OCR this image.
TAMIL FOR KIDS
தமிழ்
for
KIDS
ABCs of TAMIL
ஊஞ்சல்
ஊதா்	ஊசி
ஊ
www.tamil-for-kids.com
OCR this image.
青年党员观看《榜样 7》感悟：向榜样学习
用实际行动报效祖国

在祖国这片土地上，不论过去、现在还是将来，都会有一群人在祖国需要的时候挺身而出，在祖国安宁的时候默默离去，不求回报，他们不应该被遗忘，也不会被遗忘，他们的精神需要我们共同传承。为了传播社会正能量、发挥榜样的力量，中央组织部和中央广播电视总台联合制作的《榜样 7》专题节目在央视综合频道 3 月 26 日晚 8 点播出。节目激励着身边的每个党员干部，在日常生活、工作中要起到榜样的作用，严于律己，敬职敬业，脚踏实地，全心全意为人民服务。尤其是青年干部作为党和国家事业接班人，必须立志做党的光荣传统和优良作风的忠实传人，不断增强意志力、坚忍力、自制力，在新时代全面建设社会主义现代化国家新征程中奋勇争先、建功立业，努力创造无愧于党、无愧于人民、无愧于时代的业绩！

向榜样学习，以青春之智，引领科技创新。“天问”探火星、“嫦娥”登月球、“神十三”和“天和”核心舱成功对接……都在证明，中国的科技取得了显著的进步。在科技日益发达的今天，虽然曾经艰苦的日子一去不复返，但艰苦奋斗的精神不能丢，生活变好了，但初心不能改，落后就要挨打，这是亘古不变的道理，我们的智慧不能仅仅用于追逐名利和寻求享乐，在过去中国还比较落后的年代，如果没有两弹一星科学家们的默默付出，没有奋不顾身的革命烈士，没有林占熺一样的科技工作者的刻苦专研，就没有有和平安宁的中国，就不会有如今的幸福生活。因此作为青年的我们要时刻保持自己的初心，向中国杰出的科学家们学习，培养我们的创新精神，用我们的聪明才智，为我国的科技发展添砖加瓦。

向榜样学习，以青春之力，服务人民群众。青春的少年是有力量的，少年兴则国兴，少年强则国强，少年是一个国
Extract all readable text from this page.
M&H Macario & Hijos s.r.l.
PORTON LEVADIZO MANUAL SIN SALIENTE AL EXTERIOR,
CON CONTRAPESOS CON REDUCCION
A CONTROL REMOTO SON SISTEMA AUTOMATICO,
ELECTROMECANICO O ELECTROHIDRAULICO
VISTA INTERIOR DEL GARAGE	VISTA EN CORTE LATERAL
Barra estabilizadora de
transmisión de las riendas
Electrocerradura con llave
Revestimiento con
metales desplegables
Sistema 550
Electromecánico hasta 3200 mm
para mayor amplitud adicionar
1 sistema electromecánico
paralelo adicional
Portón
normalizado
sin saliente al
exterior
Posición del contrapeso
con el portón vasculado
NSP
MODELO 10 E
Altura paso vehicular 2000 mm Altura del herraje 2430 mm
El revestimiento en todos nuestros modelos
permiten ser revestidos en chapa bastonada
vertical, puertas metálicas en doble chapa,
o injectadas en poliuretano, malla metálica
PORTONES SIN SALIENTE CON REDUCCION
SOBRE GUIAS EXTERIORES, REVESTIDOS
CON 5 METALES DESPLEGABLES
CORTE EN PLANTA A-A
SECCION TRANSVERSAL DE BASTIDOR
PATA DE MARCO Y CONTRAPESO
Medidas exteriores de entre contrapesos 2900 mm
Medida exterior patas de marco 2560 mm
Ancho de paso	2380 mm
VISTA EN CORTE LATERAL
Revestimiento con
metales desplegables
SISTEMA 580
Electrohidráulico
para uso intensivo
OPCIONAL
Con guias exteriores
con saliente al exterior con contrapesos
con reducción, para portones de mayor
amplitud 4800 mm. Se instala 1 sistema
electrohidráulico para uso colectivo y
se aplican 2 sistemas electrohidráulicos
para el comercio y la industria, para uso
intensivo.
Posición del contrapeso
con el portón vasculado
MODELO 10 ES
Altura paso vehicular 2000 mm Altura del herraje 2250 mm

## Exercise prompt
Every line of the material must be returned exactly as it appears.

## Response
OCR this image.
TAMIL FOR KIDS
தமிழ்
for
KIDS
ABCs of TAMIL
ஊஞ்சல்
ஊதா்	ஊசி
ஊ
www.tamil-for-kids.com
OCR this image.
青年党员观看《榜样 7》感悟：向榜样学习
用实际行动报效祖国

在祖国这片土地上，不论过去、现在还是将来，都会有一群人在祖国需要的时候挺身而出，在祖国安宁的时候默默离去，不求回报，他们不应该被遗忘，也不会被遗忘，他们的精神需要我们共同传承。为了传播社会正能量、发挥榜样的力量，中央组织部和中央广播电视总台联合制作的《榜样 7》专题节目在央视综合频道 3 月 26 日晚 8 点播出。节目激励着身边的每个党员干部，在日常生活、工作中要起到榜样的作用，严于律己，敬职敬业，脚踏实地，全心全意为人民服务。尤其是青年干部作为党和国家事业接班人，必须立志做党的光荣传统和优良作风的忠实传人，不断增强意志力、坚忍力、自制力，在新时代全面建设社会主义现代化国家新征程中奋勇争先、建功立业，努力创造无愧于党、无愧于人民、无愧于时代的业绩！

向榜样学习，以青春之智，引领科技创新。“天问”探火星、“嫦娥”登月球、“神十三”和“天和”核心舱成功对接……都在证明，中国的科技取得了显著的进步。在科技日益发达的今天，虽然曾经艰苦的日子一去不复返，但艰苦奋斗的精神不能丢，生活变好了，但初心不能改，落后就要挨打，这是亘古不变的道理，我们的智慧不能仅仅用于追逐名利和寻求享乐，在过去中国还比较落后的年代，如果没有两弹一星科学家们的默默付出，没有奋不顾身的革命烈士，没有林占熺一样的科技工作者的刻苦专研，就没有有和平安宁的中国，就不会有如今的幸福生活。因此作为青年的我们要时刻保持自己的初心，向中国杰出的科学家们学习，培养我们的创新精神，用我们的聪明才智，为我国的科技发展添砖加瓦。

向榜样学习，以青春之力，服务人民群众。青春的少年是有力量的，少年兴则国兴，少年强则国强，少年是一个国
Extract all readable text from this page.
M&H Macario & Hijos s.r.l.
PORTON LEVADIZO MANUAL SIN SALIENTE AL EXTERIOR,
CON CONTRAPESOS CON REDUCCION
A CONTROL REMOTO SON SISTEMA AUTOMATICO,
ELECTROMECANICO O ELECTROHIDRAULICO
VISTA INTERIOR DEL GARAGE	VISTA EN CORTE LATERAL
Barra estabilizadora de
transmisión de las riendas
Electrocerradura con llave
Revestimiento con
metales desplegables
Sistema 550
Electromecánico hasta 3200 mm
para mayor amplitud adicionar
1 sistema electromecánico
paralelo adicional
Portón
normalizado
sin saliente al
exterior
Posición del contrapeso
con el portón vasculado
NSP
MODELO 10 E
Altura paso vehicular 2000 mm Altura del herraje 2430 mm
El revestimiento en todos nuestros modelos
permiten ser revestidos en chapa bastonada
vertical, puertas metálicas en doble chapa,
o injectadas en poliuretano, malla metálica
PORTONES SIN SALIENTE CON REDUCCION
SOBRE GUIAS EXTERIORES, REVESTIDOS
CON 5 METALES DESPLEGABLES
CORTE EN PLANTA A-A
SECCION TRANSVERSAL DE BASTIDOR
PATA DE MARCO Y CONTRAPESO
Medidas exteriores de entre contrapesos 2900 mm
Medida exterior patas de marco 2560 mm
Ancho de paso	2380 mm
VISTA EN CORTE LATERAL
Revestimiento con
metales desplegables
SISTEMA 580
Electrohidráulico
para uso intensivo
OPCIONAL
Con guias exteriores
con saliente al exterior con contrapesos
con reducción, para portones de mayor
amplitud 4800 mm. Se instala 1 sistema
electrohidráulico para uso colectivo y
se aplican 2 sistemas electrohidráulicos
para el comercio y la industria, para uso
intensivo.
Posición del contrapeso
con el portón vasculado
MODELO 10 ES
Altura paso vehicular 2000 mm Altura del herraje 2250 mm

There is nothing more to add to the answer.